* START SUPPLIED DATA *
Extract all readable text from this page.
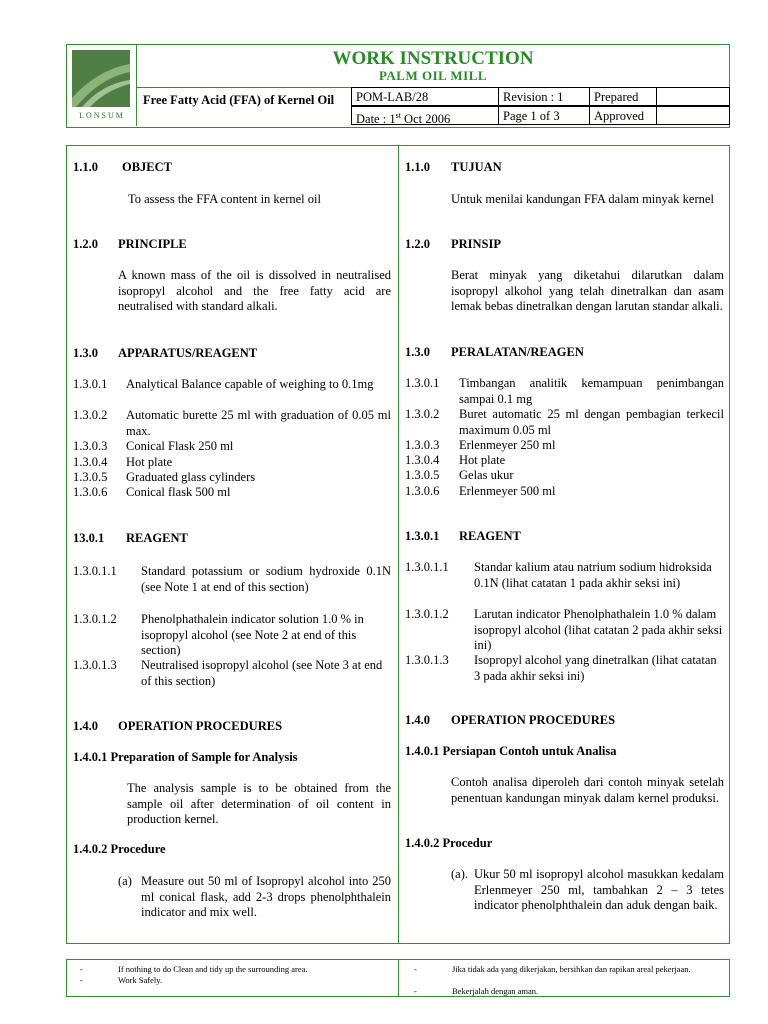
LONSUM
WORK INSTRUCTION
PALM OIL MILL
Free Fatty Acid (FFA) of Kernel Oil	POM-LAB/28	Revision : 1	Prepared
Date : 1st Oct 2006	Page 1 of 3	Approved
1.1.0 OBJECT
To assess the FFA content in kernel oil
1.2.0 PRINCIPLE
A known mass of the oil is dissolved in neutralised isopropyl alcohol and the free fatty acid are neutralised with standard alkali.
1.3.0 APPARATUS/REAGENT
1.3.0.1 Analytical Balance capable of weighing to 0.1mg
1.3.0.2 Automatic burette 25 ml with graduation of 0.05 ml max.
1.3.0.3 Conical Flask 250 ml
1.3.0.4 Hot plate
1.3.0.5 Graduated glass cylinders
1.3.0.6 Conical flask 500 ml
13.0.1 REAGENT
1.3.0.1.1 Standard potassium or sodium hydroxide 0.1N (see Note 1 at end of this section)
1.3.0.1.2 Phenolphathalein indicator solution 1.0 % in isopropyl alcohol (see Note 2 at end of this section)
1.3.0.1.3 Neutralised isopropyl alcohol (see Note 3 at end of this section)
1.4.0 OPERATION PROCEDURES
1.4.0.1 Preparation of Sample for Analysis
The analysis sample is to be obtained from the sample oil after determination of oil content in production kernel.
1.4.0.2 Procedure
(a) Measure out 50 ml of Isopropyl alcohol into 250 ml conical flask, add 2-3 drops phenolphthalein indicator and mix well.
1.1.0 TUJUAN
Untuk menilai kandungan FFA dalam minyak kernel
1.2.0 PRINSIP
Berat minyak yang diketahui dilarutkan dalam isopropyl alkohol yang telah dinetralkan dan asam lemak bebas dinetralkan dengan larutan standar alkali.
1.3.0 PERALATAN/REAGEN
1.3.0.1 Timbangan analitik kemampuan penimbangan sampai 0.1 mg
1.3.0.2 Buret automatic 25 ml dengan pembagian terkecil maximum 0.05 ml
1.3.0.3 Erlenmeyer 250 ml
1.3.0.4 Hot plate
1.3.0.5 Gelas ukur
1.3.0.6 Erlenmeyer 500 ml
1.3.0.1 REAGENT
1.3.0.1.1 Standar kalium atau natrium sodium hidroksida 0.1N (lihat catatan 1 pada akhir seksi ini)
1.3.0.1.2 Larutan indicator Phenolphathalein 1.0 % dalam isopropyl alcohol (lihat catatan 2 pada akhir seksi ini)
1.3.0.1.3 Isopropyl alcohol yang dinetralkan (lihat catatan 3 pada akhir seksi ini)
1.4.0 OPERATION PROCEDURES
1.4.0.1 Persiapan Contoh untuk Analisa
Contoh analisa diperoleh dari contoh minyak setelah penentuan kandungan minyak dalam kernel produksi.
1.4.0.2 Procedur
(a). Ukur 50 ml isopropyl alcohol masukkan kedalam Erlenmeyer 250 ml, tambahkan 2 – 3 tetes indicator phenolphthalein dan aduk dengan baik.
-	If nothing to do Clean and tidy up the surrounding area.
-	Work Safely.
-	Jika tidak ada yang dikerjakan, bersihkan dan rapikan areal pekerjaan.
-	Bekerjalah dengan aman.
* END SUPPLIED DATA *
- TASK DETAILS -
What is needed is an exact reproduction of the data, pictures excluded.

- WRITTEN REPLY -
Extract all readable text from this page.
LONSUM
WORK INSTRUCTION
PALM OIL MILL
Free Fatty Acid (FFA) of Kernel Oil	POM-LAB/28	Revision : 1	Prepared
Date : 1st Oct 2006	Page 1 of 3	Approved
1.1.0 OBJECT
To assess the FFA content in kernel oil
1.2.0 PRINCIPLE
A known mass of the oil is dissolved in neutralised isopropyl alcohol and the free fatty acid are neutralised with standard alkali.
1.3.0 APPARATUS/REAGENT
1.3.0.1 Analytical Balance capable of weighing to 0.1mg
1.3.0.2 Automatic burette 25 ml with graduation of 0.05 ml max.
1.3.0.3 Conical Flask 250 ml
1.3.0.4 Hot plate
1.3.0.5 Graduated glass cylinders
1.3.0.6 Conical flask 500 ml
13.0.1 REAGENT
1.3.0.1.1 Standard potassium or sodium hydroxide 0.1N (see Note 1 at end of this section)
1.3.0.1.2 Phenolphathalein indicator solution 1.0 % in isopropyl alcohol (see Note 2 at end of this section)
1.3.0.1.3 Neutralised isopropyl alcohol (see Note 3 at end of this section)
1.4.0 OPERATION PROCEDURES
1.4.0.1 Preparation of Sample for Analysis
The analysis sample is to be obtained from the sample oil after determination of oil content in production kernel.
1.4.0.2 Procedure
(a) Measure out 50 ml of Isopropyl alcohol into 250 ml conical flask, add 2-3 drops phenolphthalein indicator and mix well.
1.1.0 TUJUAN
Untuk menilai kandungan FFA dalam minyak kernel
1.2.0 PRINSIP
Berat minyak yang diketahui dilarutkan dalam isopropyl alkohol yang telah dinetralkan dan asam lemak bebas dinetralkan dengan larutan standar alkali.
1.3.0 PERALATAN/REAGEN
1.3.0.1 Timbangan analitik kemampuan penimbangan sampai 0.1 mg
1.3.0.2 Buret automatic 25 ml dengan pembagian terkecil maximum 0.05 ml
1.3.0.3 Erlenmeyer 250 ml
1.3.0.4 Hot plate
1.3.0.5 Gelas ukur
1.3.0.6 Erlenmeyer 500 ml
1.3.0.1 REAGENT
1.3.0.1.1 Standar kalium atau natrium sodium hidroksida 0.1N (lihat catatan 1 pada akhir seksi ini)
1.3.0.1.2 Larutan indicator Phenolphathalein 1.0 % dalam isopropyl alcohol (lihat catatan 2 pada akhir seksi ini)
1.3.0.1.3 Isopropyl alcohol yang dinetralkan (lihat catatan 3 pada akhir seksi ini)
1.4.0 OPERATION PROCEDURES
1.4.0.1 Persiapan Contoh untuk Analisa
Contoh analisa diperoleh dari contoh minyak setelah penentuan kandungan minyak dalam kernel produksi.
1.4.0.2 Procedur
(a). Ukur 50 ml isopropyl alcohol masukkan kedalam Erlenmeyer 250 ml, tambahkan 2 – 3 tetes indicator phenolphthalein dan aduk dengan baik.
-	If nothing to do Clean and tidy up the surrounding area.
-	Work Safely.
-	Jika tidak ada yang dikerjakan, bersihkan dan rapikan areal pekerjaan.
-	Bekerjalah dengan aman.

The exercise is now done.